Action item
Pictures should be omitted from your copy. Everything else in the entries below must be restated word for word.

╭─ Data for review

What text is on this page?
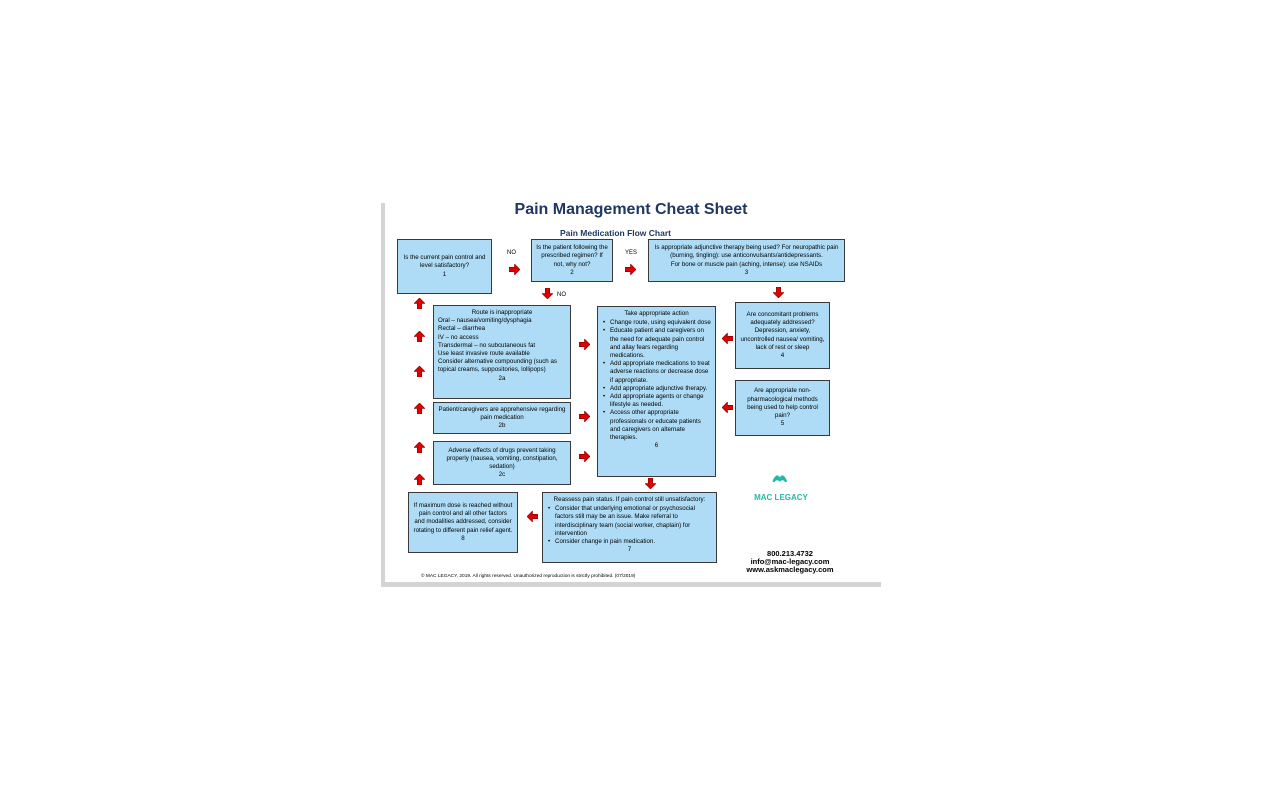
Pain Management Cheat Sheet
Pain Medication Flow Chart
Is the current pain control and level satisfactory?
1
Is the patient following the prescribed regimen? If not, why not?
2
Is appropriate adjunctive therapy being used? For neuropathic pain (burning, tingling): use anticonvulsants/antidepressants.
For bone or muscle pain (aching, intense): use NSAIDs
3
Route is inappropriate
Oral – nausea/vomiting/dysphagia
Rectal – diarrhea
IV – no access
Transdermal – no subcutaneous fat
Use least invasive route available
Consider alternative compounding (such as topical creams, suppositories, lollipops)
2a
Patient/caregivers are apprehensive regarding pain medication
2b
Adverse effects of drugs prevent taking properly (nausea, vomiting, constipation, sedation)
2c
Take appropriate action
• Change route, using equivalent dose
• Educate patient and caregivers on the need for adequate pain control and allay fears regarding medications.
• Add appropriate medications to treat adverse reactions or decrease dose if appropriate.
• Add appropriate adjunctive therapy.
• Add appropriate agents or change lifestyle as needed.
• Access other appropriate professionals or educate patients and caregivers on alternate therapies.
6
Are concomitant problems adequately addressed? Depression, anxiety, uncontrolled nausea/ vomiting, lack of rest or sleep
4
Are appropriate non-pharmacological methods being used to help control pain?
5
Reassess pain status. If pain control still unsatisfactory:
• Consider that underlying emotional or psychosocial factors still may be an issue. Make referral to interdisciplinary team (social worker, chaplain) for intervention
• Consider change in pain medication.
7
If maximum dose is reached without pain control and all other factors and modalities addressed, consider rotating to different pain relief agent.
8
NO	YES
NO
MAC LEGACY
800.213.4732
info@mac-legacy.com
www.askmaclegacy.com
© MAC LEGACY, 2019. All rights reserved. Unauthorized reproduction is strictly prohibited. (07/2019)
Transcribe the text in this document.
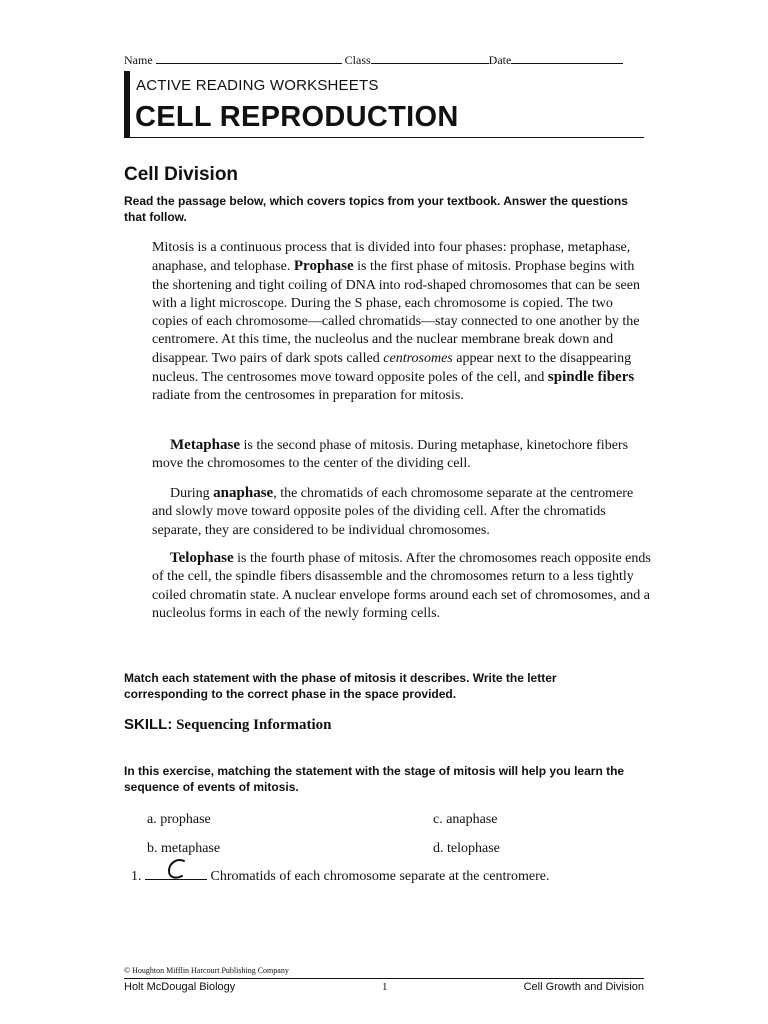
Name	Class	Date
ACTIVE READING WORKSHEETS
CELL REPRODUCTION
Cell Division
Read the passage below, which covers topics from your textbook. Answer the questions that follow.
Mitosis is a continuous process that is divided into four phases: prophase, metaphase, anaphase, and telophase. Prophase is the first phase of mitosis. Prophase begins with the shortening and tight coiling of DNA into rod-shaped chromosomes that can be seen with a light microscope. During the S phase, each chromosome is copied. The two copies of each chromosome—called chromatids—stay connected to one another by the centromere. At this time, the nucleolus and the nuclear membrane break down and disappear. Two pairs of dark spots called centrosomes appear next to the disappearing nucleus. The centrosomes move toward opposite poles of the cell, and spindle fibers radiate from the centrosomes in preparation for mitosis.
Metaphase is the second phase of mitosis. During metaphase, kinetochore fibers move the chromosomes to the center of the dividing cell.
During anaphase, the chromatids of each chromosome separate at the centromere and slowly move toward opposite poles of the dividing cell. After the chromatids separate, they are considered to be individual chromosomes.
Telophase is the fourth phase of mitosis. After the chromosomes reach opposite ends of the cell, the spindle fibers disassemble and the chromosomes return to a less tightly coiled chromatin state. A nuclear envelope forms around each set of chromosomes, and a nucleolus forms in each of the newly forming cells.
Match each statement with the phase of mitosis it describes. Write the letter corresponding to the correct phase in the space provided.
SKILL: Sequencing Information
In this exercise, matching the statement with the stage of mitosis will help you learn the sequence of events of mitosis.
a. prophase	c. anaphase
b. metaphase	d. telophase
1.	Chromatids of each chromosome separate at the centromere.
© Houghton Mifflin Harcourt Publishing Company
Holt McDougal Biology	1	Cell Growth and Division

╰─

Task solution
What text is on this page?
Pain Management Cheat Sheet
Pain Medication Flow Chart
Is the current pain control and level satisfactory?
1
Is the patient following the prescribed regimen? If not, why not?
2
Is appropriate adjunctive therapy being used? For neuropathic pain (burning, tingling): use anticonvulsants/antidepressants.
For bone or muscle pain (aching, intense): use NSAIDs
3
Route is inappropriate
Oral – nausea/vomiting/dysphagia
Rectal – diarrhea
IV – no access
Transdermal – no subcutaneous fat
Use least invasive route available
Consider alternative compounding (such as topical creams, suppositories, lollipops)
2a
Patient/caregivers are apprehensive regarding pain medication
2b
Adverse effects of drugs prevent taking properly (nausea, vomiting, constipation, sedation)
2c
Take appropriate action
• Change route, using equivalent dose
• Educate patient and caregivers on the need for adequate pain control and allay fears regarding medications.
• Add appropriate medications to treat adverse reactions or decrease dose if appropriate.
• Add appropriate adjunctive therapy.
• Add appropriate agents or change lifestyle as needed.
• Access other appropriate professionals or educate patients and caregivers on alternate therapies.
6
Are concomitant problems adequately addressed? Depression, anxiety, uncontrolled nausea/ vomiting, lack of rest or sleep
4
Are appropriate non-pharmacological methods being used to help control pain?
5
Reassess pain status. If pain control still unsatisfactory:
• Consider that underlying emotional or psychosocial factors still may be an issue. Make referral to interdisciplinary team (social worker, chaplain) for intervention
• Consider change in pain medication.
7
If maximum dose is reached without pain control and all other factors and modalities addressed, consider rotating to different pain relief agent.
8
NO	YES
NO
MAC LEGACY
800.213.4732
info@mac-legacy.com
www.askmaclegacy.com
© MAC LEGACY, 2019. All rights reserved. Unauthorized reproduction is strictly prohibited. (07/2019)
Transcribe the text in this document.
Name	Class	Date
ACTIVE READING WORKSHEETS
CELL REPRODUCTION
Cell Division
Read the passage below, which covers topics from your textbook. Answer the questions that follow.
Mitosis is a continuous process that is divided into four phases: prophase, metaphase, anaphase, and telophase. Prophase is the first phase of mitosis. Prophase begins with the shortening and tight coiling of DNA into rod-shaped chromosomes that can be seen with a light microscope. During the S phase, each chromosome is copied. The two copies of each chromosome—called chromatids—stay connected to one another by the centromere. At this time, the nucleolus and the nuclear membrane break down and disappear. Two pairs of dark spots called centrosomes appear next to the disappearing nucleus. The centrosomes move toward opposite poles of the cell, and spindle fibers radiate from the centrosomes in preparation for mitosis.
Metaphase is the second phase of mitosis. During metaphase, kinetochore fibers move the chromosomes to the center of the dividing cell.
During anaphase, the chromatids of each chromosome separate at the centromere and slowly move toward opposite poles of the dividing cell. After the chromatids separate, they are considered to be individual chromosomes.
Telophase is the fourth phase of mitosis. After the chromosomes reach opposite ends of the cell, the spindle fibers disassemble and the chromosomes return to a less tightly coiled chromatin state. A nuclear envelope forms around each set of chromosomes, and a nucleolus forms in each of the newly forming cells.
Match each statement with the phase of mitosis it describes. Write the letter corresponding to the correct phase in the space provided.
SKILL: Sequencing Information
In this exercise, matching the statement with the stage of mitosis will help you learn the sequence of events of mitosis.
a. prophase	c. anaphase
b. metaphase	d. telophase
1.	Chromatids of each chromosome separate at the centromere.
© Houghton Mifflin Harcourt Publishing Company
Holt McDougal Biology	1	Cell Growth and Division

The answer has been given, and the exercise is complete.